Find all the lines with "Type" and gather them.

- - - - - - -

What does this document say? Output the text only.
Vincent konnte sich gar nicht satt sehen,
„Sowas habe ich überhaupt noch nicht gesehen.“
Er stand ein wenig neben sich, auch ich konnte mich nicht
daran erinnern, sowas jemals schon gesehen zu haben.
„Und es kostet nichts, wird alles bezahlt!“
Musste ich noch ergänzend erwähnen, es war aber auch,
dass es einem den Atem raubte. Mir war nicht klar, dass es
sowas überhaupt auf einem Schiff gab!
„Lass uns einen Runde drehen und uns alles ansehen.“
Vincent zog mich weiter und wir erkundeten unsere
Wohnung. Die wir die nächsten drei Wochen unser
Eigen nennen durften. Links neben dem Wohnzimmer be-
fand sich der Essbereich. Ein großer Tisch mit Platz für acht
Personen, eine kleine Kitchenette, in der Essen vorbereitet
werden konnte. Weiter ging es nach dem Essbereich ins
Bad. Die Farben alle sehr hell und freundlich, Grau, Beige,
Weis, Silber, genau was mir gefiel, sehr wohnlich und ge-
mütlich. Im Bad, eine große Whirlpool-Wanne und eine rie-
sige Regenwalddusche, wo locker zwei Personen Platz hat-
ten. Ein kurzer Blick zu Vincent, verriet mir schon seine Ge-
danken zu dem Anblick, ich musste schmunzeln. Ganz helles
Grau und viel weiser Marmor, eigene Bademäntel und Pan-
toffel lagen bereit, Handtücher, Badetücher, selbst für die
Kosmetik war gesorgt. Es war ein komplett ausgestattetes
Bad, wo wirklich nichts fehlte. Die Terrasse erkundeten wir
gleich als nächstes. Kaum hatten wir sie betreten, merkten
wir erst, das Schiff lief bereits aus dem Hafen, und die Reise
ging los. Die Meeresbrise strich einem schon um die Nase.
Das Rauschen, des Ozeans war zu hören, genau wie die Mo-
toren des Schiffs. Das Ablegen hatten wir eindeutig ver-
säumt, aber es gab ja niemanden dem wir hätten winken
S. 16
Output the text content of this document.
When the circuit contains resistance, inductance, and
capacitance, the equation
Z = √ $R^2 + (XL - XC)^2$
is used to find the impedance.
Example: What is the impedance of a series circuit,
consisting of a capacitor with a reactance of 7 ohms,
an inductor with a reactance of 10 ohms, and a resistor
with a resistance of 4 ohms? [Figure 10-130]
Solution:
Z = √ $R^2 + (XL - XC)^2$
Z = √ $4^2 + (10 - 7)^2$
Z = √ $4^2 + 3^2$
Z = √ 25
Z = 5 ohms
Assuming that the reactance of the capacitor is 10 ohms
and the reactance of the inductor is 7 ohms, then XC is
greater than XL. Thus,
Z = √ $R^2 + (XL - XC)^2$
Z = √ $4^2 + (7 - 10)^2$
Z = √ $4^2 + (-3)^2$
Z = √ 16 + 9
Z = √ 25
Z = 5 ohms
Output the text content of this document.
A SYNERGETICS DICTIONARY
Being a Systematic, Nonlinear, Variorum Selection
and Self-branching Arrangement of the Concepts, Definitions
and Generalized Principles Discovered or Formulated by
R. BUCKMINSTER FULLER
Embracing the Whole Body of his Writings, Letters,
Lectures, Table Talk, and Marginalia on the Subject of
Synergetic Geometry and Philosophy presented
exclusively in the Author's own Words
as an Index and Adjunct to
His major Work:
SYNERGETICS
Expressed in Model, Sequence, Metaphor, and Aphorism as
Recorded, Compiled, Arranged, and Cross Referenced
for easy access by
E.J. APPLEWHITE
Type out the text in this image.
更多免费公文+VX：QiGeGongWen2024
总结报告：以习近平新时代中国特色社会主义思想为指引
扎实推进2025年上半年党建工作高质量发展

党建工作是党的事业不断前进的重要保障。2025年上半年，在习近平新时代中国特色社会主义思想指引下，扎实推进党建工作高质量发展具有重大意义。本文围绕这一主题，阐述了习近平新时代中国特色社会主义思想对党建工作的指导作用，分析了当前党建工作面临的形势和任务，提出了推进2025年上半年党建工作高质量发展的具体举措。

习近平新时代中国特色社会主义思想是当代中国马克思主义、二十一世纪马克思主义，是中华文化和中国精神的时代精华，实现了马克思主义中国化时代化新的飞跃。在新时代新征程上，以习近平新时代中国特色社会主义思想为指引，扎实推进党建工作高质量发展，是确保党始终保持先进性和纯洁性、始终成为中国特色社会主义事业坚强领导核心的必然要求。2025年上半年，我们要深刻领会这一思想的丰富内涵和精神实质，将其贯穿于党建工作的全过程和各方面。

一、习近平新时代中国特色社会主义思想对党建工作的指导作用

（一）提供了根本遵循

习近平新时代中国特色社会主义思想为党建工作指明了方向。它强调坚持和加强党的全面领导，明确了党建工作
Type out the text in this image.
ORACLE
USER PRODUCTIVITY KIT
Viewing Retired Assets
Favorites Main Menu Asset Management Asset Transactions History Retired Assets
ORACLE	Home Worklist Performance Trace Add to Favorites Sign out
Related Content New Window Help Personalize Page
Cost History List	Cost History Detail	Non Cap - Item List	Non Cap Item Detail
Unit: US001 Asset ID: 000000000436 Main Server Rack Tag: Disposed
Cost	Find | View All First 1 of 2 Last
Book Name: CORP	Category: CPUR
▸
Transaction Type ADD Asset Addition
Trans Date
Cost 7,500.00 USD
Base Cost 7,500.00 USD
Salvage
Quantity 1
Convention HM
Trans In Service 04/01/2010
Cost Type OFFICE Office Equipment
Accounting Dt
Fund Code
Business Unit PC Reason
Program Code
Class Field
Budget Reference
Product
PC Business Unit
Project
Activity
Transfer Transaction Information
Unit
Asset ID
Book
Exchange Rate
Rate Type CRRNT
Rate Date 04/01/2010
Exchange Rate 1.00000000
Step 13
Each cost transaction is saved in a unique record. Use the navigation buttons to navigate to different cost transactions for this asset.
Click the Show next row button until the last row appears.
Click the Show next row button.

- - - - - - -

◆ **Answer to the exercise**:
Type out the text in this image.
Type out the text in this image.
Transaction Type ADD Asset Addition
Cost Type OFFICE Office Equipment
Rate Type CRRNT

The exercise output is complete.